------ Records provided
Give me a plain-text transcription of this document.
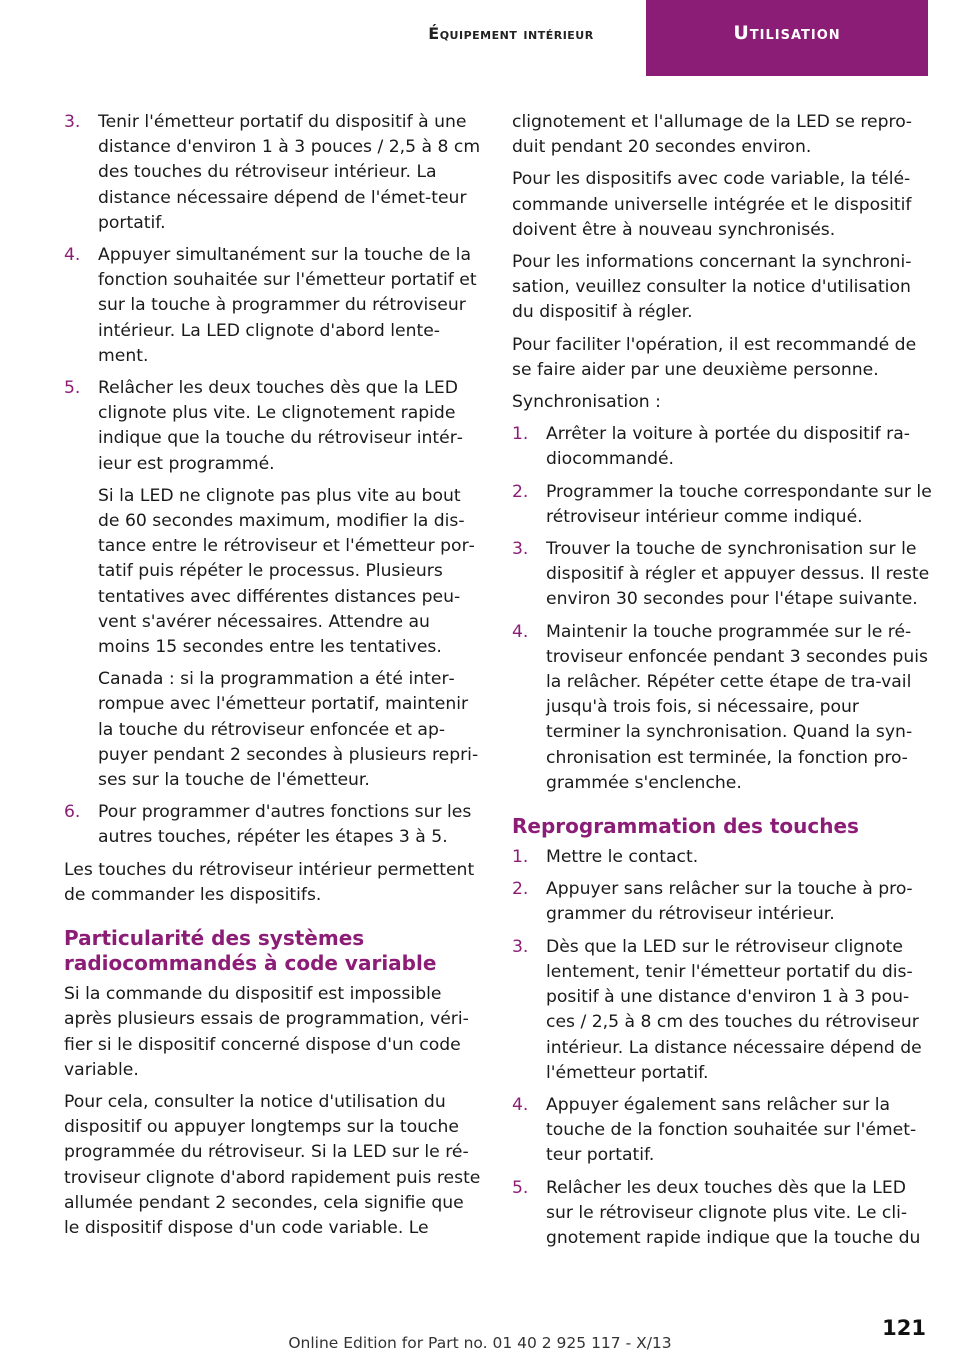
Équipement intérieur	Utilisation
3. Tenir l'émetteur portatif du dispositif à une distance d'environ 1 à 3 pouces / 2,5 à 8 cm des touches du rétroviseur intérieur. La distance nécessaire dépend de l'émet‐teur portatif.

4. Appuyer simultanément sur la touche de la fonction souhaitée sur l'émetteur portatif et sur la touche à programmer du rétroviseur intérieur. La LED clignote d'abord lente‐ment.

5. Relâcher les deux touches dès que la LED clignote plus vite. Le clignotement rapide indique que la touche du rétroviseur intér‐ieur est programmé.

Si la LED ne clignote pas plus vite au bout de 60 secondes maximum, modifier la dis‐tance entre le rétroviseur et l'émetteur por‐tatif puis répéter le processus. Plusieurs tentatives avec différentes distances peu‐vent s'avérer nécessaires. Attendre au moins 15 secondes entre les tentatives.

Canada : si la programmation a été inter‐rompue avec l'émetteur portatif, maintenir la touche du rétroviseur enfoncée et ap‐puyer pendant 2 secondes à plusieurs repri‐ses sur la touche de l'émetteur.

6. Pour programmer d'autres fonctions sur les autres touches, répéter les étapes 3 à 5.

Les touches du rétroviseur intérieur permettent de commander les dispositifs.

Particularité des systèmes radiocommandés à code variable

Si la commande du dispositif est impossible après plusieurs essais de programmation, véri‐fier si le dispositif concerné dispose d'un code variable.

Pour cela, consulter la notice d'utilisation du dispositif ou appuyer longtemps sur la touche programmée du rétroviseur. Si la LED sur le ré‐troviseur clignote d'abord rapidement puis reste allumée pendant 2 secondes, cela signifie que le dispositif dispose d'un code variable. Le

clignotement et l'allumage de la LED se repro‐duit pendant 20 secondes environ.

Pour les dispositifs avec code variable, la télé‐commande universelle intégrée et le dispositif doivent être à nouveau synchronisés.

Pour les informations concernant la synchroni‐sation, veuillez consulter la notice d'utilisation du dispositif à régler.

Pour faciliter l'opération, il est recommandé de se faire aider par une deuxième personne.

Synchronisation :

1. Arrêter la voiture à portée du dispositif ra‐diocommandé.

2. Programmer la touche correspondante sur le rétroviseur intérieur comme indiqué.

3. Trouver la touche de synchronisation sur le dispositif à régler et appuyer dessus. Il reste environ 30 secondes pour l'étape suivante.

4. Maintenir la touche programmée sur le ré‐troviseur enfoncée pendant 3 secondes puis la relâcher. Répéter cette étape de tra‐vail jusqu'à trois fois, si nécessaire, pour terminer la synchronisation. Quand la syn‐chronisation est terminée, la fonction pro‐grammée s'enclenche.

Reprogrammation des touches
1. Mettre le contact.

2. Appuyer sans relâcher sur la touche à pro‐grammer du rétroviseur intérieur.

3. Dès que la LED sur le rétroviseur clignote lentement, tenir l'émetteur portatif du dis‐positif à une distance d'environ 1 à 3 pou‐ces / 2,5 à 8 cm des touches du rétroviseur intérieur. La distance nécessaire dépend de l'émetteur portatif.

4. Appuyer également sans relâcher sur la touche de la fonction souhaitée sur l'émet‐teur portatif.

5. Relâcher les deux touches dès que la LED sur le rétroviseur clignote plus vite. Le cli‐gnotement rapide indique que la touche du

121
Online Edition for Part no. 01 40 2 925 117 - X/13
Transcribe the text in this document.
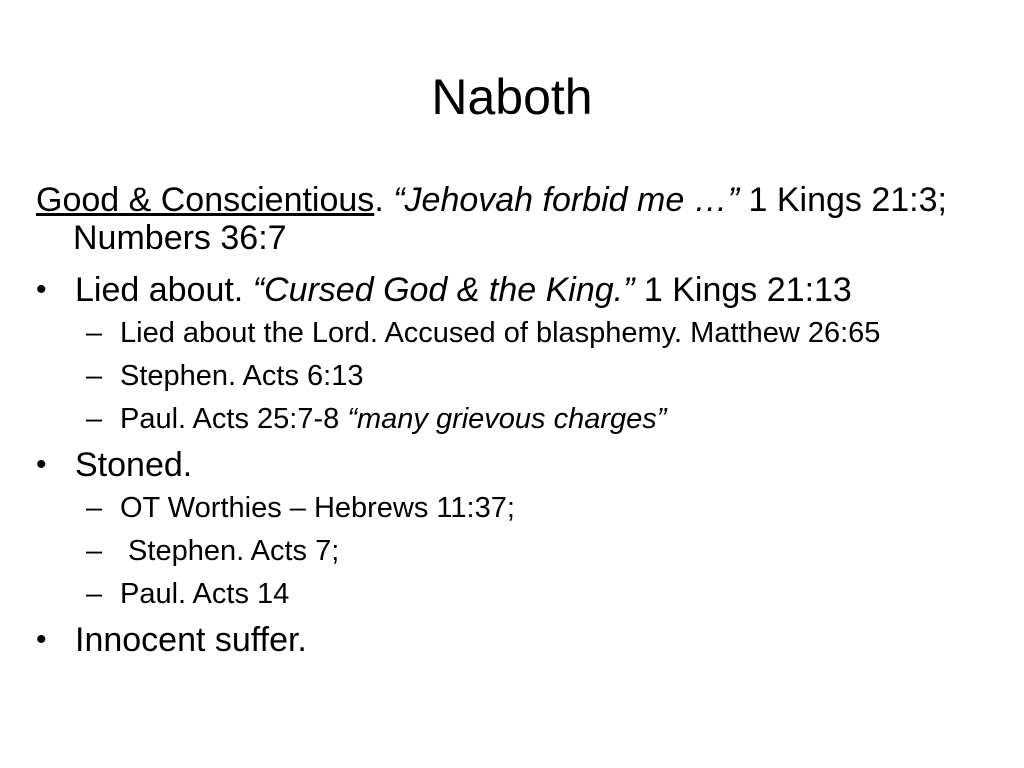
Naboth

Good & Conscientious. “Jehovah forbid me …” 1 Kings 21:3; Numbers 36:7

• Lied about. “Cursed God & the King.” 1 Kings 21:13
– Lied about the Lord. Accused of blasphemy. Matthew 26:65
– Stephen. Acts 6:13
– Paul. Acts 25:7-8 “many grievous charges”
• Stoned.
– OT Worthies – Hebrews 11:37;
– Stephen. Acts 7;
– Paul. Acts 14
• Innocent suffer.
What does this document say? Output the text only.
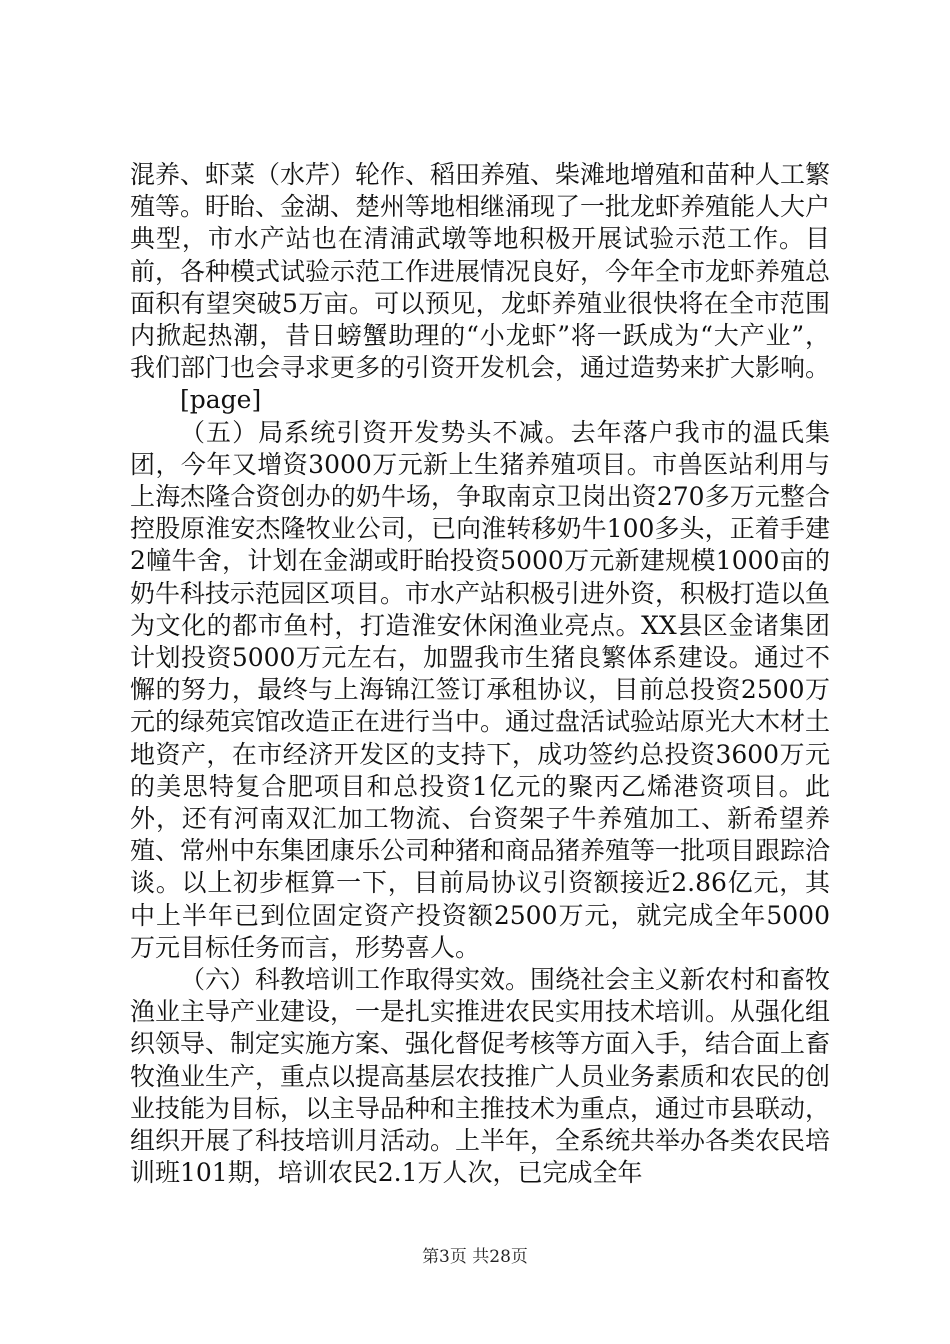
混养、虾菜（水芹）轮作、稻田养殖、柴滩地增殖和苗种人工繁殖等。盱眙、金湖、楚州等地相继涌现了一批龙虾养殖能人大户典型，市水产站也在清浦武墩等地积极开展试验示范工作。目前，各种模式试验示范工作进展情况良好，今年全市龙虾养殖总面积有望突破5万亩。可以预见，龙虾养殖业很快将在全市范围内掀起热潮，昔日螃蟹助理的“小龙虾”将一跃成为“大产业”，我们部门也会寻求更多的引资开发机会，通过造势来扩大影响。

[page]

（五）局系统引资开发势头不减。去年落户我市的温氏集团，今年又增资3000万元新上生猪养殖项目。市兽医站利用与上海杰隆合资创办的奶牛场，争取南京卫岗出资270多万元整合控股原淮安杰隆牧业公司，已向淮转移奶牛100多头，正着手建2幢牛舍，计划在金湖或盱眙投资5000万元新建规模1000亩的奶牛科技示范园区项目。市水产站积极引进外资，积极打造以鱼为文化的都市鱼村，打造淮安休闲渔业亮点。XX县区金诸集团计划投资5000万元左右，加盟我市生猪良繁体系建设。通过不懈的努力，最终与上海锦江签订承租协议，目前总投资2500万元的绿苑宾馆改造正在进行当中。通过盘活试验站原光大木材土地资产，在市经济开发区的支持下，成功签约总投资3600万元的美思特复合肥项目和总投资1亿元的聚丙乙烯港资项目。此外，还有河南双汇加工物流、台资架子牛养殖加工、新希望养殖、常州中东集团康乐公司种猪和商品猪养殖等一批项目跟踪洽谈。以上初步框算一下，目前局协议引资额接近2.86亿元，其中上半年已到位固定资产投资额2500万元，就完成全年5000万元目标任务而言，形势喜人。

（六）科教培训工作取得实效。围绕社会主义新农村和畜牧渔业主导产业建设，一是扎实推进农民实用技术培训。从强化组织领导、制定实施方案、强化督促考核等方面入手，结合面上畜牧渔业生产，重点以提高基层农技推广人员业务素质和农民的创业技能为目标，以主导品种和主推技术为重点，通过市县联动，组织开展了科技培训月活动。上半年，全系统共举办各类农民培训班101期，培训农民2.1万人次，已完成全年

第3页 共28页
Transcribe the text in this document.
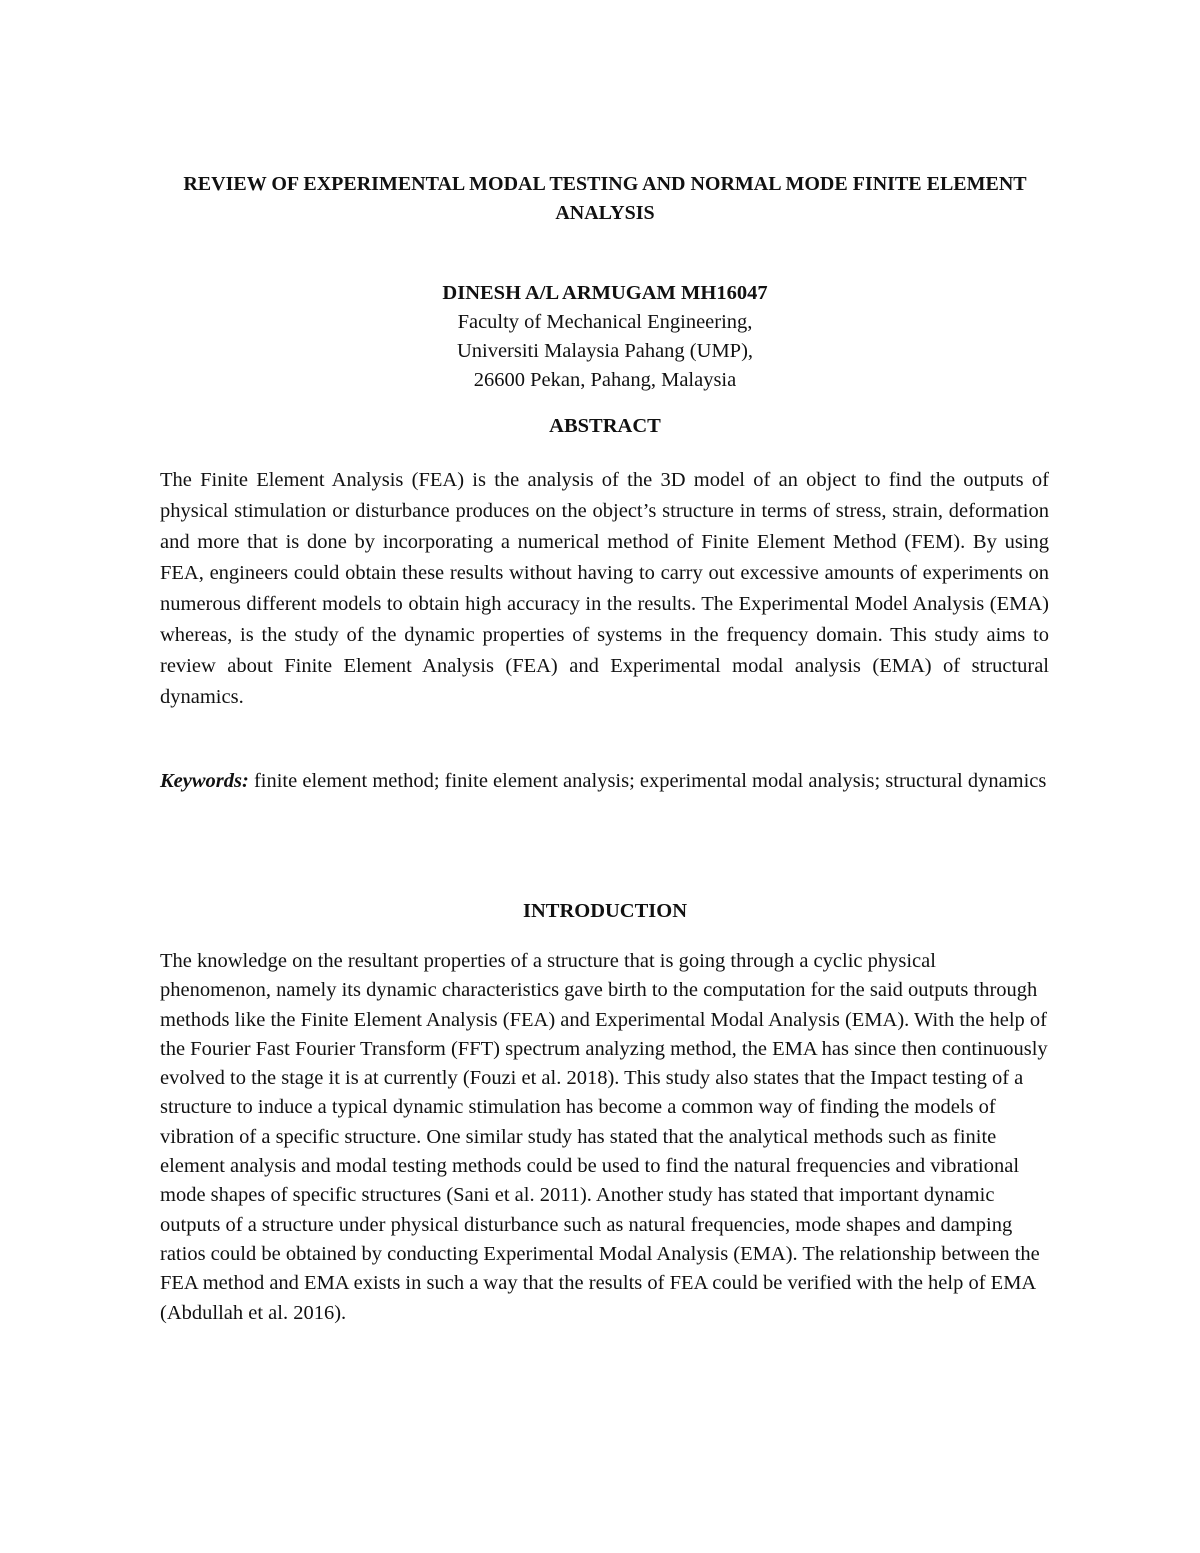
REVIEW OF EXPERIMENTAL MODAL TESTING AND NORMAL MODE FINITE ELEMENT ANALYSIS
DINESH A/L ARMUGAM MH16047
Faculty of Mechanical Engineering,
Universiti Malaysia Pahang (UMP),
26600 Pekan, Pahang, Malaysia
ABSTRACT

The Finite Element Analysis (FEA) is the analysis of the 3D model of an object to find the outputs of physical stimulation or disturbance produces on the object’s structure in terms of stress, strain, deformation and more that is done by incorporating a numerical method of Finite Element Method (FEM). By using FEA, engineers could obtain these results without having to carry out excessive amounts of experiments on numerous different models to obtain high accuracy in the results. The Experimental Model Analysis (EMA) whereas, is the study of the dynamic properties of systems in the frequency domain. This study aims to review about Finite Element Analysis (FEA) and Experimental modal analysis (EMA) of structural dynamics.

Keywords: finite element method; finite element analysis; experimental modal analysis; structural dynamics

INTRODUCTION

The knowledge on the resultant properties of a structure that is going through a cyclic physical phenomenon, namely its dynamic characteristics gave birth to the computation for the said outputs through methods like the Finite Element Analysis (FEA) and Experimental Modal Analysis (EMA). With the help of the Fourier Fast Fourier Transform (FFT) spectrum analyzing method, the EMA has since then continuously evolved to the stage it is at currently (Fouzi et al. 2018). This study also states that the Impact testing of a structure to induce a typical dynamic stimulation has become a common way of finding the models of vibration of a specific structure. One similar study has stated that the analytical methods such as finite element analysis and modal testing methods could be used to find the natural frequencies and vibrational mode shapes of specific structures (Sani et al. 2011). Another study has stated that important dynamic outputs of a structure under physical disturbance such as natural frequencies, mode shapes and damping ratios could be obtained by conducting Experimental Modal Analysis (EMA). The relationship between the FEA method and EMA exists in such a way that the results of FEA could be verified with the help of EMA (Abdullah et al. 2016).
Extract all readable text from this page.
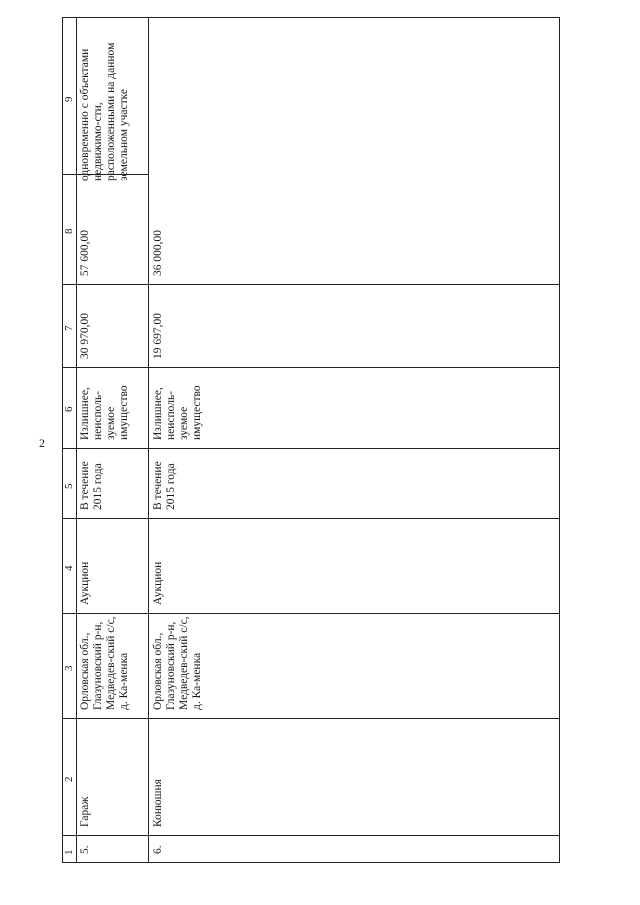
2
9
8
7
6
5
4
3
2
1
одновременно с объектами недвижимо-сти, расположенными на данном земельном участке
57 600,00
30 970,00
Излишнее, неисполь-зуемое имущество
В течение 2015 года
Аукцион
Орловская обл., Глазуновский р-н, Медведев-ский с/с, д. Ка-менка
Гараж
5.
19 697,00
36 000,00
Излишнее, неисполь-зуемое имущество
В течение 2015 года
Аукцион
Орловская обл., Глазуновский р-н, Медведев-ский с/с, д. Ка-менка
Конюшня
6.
------------
Leaving out every picture, extract verbatim the lines from the one containing "Extract all readable text from this page." through the last line of the listing, inclusive.

**Full answer**
Extract all readable text from this page.
2
9
8
7
6
5
4
3
2
1
одновременно с объектами недвижимо-сти, расположенными на данном земельном участке
57 600,00
30 970,00
Излишнее, неисполь-зуемое имущество
В течение 2015 года
Аукцион
Орловская обл., Глазуновский р-н, Медведев-ский с/с, д. Ка-менка
Гараж
5.
19 697,00
36 000,00
Излишнее, неисполь-зуемое имущество
В течение 2015 года
Аукцион
Орловская обл., Глазуновский р-н, Медведев-ский с/с, д. Ка-менка
Конюшня
6.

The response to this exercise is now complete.